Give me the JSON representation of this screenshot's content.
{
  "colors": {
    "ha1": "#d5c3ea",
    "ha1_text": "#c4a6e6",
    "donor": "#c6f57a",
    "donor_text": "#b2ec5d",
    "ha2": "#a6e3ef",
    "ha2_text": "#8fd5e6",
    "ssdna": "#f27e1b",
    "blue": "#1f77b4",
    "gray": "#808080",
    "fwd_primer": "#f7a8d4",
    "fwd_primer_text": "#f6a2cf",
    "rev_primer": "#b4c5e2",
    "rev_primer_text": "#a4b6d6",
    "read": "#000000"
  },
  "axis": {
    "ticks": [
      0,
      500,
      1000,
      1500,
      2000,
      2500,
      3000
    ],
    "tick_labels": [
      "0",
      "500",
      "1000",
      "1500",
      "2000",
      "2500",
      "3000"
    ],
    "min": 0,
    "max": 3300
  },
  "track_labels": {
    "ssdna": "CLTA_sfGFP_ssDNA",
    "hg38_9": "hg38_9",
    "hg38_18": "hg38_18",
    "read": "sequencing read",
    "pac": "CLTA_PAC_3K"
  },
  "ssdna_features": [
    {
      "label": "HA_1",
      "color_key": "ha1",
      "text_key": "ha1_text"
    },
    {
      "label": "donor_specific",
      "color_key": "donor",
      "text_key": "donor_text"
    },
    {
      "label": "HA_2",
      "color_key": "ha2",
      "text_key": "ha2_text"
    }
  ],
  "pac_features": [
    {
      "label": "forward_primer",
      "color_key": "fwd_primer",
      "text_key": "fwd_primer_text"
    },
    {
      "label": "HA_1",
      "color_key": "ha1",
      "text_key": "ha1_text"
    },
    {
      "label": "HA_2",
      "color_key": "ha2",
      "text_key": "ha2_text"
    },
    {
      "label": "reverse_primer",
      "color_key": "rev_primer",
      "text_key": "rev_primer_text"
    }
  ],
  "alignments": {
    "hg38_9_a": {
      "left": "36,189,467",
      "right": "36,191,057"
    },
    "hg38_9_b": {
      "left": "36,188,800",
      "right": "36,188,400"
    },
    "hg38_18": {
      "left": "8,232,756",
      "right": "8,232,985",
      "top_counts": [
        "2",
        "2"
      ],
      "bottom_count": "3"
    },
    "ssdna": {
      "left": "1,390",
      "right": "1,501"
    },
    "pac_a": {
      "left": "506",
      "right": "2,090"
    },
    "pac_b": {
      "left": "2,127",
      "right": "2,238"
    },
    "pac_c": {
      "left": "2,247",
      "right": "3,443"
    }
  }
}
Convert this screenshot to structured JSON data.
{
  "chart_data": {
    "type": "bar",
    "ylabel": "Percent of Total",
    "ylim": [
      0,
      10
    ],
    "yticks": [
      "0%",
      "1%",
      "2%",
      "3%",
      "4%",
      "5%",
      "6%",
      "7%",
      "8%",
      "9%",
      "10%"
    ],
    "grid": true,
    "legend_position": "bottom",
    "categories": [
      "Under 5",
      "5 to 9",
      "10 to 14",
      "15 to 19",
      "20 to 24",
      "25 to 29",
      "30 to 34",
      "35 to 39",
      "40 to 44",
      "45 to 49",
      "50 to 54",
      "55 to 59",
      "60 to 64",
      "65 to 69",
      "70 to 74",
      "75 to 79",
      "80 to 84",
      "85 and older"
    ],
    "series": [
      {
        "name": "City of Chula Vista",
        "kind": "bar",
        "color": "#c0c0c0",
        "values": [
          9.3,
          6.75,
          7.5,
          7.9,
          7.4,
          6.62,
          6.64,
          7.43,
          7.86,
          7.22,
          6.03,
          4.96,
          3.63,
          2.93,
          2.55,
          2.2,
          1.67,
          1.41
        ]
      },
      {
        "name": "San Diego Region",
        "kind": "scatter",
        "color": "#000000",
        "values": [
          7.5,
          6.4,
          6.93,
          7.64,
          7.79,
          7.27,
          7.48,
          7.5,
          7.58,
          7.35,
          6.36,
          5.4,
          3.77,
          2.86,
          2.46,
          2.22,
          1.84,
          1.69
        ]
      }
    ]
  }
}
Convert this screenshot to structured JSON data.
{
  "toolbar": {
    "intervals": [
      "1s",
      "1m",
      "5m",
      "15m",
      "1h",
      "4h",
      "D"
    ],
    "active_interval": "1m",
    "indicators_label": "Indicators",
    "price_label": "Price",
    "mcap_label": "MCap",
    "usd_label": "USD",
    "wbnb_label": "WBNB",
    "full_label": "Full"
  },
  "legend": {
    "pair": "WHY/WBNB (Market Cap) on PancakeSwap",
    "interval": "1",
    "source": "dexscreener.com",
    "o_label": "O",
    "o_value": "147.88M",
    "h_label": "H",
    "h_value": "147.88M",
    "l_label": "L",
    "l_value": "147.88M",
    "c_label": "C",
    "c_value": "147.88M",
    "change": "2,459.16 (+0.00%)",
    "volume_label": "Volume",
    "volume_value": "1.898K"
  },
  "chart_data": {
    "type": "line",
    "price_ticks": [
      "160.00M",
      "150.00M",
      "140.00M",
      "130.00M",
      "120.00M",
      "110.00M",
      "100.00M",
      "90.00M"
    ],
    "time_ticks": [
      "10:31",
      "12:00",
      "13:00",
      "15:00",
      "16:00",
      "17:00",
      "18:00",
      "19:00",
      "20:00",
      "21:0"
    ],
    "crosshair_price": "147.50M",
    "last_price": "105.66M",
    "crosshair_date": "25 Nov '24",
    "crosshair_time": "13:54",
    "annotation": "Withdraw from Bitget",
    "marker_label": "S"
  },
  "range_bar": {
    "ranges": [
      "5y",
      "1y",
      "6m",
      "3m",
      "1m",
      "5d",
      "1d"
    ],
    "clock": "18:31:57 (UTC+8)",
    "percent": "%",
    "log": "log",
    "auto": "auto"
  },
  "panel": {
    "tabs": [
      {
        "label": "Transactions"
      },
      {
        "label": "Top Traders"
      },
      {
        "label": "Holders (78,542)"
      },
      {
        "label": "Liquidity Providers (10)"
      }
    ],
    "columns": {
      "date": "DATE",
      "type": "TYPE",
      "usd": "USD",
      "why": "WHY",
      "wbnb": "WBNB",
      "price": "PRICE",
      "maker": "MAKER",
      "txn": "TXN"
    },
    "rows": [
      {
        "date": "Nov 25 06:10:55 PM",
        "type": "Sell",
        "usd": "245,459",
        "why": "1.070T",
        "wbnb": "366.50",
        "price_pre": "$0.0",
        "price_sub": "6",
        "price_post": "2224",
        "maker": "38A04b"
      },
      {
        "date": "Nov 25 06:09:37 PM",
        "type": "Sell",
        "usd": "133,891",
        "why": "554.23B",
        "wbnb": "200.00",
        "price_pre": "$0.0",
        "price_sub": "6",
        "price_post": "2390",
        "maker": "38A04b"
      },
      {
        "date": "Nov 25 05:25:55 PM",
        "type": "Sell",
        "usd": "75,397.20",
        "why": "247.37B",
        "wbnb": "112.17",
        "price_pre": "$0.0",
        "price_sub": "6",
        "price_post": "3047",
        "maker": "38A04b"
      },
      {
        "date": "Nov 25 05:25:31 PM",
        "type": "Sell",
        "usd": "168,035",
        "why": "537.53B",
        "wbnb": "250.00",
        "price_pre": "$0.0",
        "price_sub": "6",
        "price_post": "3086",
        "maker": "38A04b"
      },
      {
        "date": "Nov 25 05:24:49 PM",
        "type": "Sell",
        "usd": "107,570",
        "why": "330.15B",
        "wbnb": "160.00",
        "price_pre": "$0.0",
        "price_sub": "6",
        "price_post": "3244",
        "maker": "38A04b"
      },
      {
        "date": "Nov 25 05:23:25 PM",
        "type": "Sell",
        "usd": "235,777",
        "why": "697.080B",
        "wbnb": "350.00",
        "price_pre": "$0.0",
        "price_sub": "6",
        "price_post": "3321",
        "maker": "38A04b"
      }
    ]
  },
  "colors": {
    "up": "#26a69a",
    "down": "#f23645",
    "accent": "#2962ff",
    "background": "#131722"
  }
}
☆ ☆ ☆ ☆
◆ EXERCISE DESCRIPTION ◆
Isolate each line of the listing above that includes "right". Copy it.

◆ CORRECT RESPONSE ◆
      "right": "36,191,057"
      "right": "36,188,400"
      "right": "8,232,985",
      "right": "1,501"
      "right": "2,090"
      "right": "2,238"
      "right": "3,443"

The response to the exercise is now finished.